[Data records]
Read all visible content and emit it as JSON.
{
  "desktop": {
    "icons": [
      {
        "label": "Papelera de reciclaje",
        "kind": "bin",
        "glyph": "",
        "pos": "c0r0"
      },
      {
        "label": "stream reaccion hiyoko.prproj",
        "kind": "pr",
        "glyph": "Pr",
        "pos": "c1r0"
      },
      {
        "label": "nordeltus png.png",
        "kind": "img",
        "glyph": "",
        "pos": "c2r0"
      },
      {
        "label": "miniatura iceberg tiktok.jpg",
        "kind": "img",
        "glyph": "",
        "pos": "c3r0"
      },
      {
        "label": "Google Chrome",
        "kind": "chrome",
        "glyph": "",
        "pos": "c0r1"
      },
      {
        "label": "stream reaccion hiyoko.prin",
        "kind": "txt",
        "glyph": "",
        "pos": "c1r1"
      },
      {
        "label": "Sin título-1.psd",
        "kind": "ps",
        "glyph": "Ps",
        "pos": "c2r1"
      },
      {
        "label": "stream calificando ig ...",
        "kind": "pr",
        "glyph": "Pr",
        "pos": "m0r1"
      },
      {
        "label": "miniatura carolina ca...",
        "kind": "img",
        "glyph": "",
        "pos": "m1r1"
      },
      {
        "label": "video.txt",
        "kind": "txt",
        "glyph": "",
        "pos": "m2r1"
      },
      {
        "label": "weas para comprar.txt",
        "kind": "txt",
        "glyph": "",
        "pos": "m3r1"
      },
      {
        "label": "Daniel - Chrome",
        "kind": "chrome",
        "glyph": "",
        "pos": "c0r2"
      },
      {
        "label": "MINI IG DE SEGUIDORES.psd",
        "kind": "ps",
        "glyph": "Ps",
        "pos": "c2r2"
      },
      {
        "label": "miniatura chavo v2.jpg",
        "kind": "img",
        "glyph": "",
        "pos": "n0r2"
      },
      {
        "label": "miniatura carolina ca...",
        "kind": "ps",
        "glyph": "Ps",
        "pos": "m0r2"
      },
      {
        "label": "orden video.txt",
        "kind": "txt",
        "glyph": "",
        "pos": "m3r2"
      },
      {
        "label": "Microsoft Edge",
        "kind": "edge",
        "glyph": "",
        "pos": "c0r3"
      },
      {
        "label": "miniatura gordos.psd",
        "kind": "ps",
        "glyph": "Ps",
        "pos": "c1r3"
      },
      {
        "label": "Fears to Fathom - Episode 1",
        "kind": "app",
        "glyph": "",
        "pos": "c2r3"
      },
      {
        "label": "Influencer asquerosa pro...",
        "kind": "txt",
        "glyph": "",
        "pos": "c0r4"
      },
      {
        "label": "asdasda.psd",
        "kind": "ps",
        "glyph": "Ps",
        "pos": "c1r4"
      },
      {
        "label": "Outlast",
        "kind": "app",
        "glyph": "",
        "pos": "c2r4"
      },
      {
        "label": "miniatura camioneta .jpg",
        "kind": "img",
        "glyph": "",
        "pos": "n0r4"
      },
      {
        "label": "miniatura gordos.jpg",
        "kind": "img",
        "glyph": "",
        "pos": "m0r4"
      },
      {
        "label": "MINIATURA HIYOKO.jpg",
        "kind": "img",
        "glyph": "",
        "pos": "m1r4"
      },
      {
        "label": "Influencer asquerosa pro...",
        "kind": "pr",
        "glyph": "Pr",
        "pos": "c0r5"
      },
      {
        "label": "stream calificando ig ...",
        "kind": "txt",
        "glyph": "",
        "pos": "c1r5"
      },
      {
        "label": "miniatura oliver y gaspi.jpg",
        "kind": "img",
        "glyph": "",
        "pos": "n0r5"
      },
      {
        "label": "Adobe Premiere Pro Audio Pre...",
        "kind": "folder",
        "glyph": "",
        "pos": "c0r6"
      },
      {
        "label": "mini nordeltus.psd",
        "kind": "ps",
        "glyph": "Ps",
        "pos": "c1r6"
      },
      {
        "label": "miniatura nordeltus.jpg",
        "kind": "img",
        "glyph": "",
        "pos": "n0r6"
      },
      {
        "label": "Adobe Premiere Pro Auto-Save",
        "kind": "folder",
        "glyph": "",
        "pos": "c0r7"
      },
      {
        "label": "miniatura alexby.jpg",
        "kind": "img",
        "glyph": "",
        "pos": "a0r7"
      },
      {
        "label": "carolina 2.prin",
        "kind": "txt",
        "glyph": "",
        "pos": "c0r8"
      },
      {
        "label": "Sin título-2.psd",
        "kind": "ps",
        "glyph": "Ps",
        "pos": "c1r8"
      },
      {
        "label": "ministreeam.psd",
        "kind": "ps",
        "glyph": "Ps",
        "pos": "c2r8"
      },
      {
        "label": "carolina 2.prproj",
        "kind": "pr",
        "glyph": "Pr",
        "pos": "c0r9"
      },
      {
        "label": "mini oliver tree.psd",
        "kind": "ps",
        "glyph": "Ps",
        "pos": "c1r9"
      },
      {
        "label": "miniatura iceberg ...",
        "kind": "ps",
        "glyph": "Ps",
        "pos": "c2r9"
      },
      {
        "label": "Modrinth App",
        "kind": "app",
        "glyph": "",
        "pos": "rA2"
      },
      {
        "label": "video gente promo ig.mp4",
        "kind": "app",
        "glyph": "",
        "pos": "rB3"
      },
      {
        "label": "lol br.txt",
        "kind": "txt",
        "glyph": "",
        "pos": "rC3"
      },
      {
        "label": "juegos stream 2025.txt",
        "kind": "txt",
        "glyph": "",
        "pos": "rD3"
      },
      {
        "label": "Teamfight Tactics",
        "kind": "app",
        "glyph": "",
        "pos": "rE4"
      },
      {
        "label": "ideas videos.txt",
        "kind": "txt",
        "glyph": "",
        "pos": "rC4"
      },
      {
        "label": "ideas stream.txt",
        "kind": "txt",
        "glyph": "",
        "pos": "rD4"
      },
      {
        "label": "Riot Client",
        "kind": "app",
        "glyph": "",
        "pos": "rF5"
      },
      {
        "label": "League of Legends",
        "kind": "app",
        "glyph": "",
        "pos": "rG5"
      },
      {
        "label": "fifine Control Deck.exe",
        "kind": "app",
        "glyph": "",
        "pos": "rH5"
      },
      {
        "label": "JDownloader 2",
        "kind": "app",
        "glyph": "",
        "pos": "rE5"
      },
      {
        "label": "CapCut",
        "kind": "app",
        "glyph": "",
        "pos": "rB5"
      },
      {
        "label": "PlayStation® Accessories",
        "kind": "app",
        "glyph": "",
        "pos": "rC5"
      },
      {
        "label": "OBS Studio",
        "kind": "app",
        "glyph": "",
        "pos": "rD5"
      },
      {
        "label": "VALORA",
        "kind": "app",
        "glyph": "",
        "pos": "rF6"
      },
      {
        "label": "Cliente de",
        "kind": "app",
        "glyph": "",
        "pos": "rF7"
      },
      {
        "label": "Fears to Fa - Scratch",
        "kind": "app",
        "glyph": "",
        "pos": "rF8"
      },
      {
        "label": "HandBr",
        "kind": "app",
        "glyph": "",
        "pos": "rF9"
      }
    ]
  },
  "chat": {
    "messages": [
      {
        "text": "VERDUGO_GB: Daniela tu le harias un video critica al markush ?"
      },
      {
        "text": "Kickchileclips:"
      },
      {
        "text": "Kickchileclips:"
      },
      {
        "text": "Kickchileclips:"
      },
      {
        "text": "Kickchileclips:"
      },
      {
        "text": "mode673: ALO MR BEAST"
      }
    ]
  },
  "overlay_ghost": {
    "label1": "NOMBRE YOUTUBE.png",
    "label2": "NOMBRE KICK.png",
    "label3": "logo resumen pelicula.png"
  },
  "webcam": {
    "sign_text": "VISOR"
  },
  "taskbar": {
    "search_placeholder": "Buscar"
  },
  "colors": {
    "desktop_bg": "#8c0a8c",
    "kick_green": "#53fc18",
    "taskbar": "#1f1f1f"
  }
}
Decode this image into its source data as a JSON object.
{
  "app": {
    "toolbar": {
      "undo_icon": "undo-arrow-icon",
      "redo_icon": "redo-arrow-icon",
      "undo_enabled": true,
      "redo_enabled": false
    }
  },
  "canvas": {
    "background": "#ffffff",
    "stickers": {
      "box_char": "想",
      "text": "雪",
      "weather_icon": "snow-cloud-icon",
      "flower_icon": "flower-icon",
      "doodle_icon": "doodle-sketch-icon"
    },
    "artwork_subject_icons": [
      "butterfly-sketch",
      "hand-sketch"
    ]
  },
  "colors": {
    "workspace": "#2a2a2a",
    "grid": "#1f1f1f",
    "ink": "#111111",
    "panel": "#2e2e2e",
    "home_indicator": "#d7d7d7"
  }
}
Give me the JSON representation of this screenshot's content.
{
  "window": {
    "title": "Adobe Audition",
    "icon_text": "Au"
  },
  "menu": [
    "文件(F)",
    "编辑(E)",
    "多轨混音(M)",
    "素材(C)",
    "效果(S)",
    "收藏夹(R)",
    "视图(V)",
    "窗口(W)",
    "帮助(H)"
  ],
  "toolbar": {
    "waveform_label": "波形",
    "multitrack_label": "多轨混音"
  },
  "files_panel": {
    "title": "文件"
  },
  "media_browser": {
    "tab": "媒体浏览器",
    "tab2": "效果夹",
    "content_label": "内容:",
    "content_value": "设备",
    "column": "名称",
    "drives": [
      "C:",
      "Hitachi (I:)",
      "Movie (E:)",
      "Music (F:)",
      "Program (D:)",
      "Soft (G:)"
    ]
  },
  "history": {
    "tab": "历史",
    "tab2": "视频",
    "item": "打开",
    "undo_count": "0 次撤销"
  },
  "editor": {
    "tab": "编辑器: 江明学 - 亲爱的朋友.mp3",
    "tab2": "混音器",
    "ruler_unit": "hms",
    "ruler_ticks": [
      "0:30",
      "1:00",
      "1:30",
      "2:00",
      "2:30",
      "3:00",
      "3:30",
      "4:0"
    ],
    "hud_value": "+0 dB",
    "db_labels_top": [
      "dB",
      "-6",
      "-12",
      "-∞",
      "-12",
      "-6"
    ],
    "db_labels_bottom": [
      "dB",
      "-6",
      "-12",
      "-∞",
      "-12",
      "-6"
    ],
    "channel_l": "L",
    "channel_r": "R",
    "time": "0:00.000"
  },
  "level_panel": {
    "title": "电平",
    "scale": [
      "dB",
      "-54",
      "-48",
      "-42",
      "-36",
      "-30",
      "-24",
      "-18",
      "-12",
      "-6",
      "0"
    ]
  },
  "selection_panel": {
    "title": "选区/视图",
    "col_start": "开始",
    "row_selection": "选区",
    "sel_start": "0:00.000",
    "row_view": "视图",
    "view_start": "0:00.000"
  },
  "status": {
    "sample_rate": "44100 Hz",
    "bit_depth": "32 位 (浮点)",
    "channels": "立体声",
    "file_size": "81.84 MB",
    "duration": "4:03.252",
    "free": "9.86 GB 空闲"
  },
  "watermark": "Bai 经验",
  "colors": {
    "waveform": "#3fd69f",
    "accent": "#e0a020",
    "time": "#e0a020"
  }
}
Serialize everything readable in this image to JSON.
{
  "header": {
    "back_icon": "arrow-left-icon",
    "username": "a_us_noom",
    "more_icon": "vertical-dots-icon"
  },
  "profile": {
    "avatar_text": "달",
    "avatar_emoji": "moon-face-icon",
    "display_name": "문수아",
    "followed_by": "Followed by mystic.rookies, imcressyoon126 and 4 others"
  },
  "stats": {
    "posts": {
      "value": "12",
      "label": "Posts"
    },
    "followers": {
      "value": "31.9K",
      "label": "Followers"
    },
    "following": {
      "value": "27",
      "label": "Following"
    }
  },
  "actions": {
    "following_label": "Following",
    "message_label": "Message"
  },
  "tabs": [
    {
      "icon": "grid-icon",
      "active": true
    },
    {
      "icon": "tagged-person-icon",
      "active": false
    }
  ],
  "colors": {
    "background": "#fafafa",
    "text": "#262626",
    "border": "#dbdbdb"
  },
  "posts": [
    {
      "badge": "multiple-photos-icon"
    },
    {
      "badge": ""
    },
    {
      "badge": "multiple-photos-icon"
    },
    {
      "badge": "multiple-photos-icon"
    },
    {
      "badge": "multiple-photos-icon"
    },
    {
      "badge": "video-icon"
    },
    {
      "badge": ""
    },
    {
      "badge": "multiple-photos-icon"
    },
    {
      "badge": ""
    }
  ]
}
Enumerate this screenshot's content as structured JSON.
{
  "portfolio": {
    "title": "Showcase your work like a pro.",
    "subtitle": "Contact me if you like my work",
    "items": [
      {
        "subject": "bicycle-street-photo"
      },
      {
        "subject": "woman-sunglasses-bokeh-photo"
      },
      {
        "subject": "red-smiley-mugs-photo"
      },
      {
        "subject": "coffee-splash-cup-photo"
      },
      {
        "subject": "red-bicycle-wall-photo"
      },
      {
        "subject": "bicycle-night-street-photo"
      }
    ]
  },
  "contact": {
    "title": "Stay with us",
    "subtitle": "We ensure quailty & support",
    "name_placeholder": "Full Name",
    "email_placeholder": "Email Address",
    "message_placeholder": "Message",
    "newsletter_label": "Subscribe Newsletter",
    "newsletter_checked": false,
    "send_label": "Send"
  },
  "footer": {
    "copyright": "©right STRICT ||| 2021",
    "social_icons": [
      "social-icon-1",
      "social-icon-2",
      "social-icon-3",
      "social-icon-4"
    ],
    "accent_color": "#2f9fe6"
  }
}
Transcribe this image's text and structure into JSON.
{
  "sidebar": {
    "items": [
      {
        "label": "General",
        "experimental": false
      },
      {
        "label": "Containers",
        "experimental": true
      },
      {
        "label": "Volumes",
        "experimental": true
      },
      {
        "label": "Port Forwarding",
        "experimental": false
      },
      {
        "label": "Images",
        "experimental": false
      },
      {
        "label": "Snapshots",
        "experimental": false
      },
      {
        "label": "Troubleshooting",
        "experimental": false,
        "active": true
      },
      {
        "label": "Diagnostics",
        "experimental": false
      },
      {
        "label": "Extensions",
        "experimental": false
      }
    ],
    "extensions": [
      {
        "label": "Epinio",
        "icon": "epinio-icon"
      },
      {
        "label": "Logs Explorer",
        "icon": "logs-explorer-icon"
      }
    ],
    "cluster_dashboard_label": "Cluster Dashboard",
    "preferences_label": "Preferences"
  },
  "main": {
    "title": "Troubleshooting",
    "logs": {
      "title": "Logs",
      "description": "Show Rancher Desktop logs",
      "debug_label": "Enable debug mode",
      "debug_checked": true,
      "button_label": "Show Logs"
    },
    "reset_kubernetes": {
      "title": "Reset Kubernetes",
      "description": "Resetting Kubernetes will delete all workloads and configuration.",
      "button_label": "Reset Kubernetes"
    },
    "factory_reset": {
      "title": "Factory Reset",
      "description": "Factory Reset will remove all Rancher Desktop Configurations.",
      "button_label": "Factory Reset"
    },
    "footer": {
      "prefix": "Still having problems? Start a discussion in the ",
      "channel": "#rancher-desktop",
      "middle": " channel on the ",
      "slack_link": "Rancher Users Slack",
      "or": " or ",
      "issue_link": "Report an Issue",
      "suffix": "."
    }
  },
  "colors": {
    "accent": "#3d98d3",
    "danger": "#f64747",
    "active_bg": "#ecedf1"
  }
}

== WORK TO DO ==
Gather each line that holds "into".

== FINAL RESULT ==
Decode this image into its source data as a JSON object.
Transcribe this image's text and structure into JSON.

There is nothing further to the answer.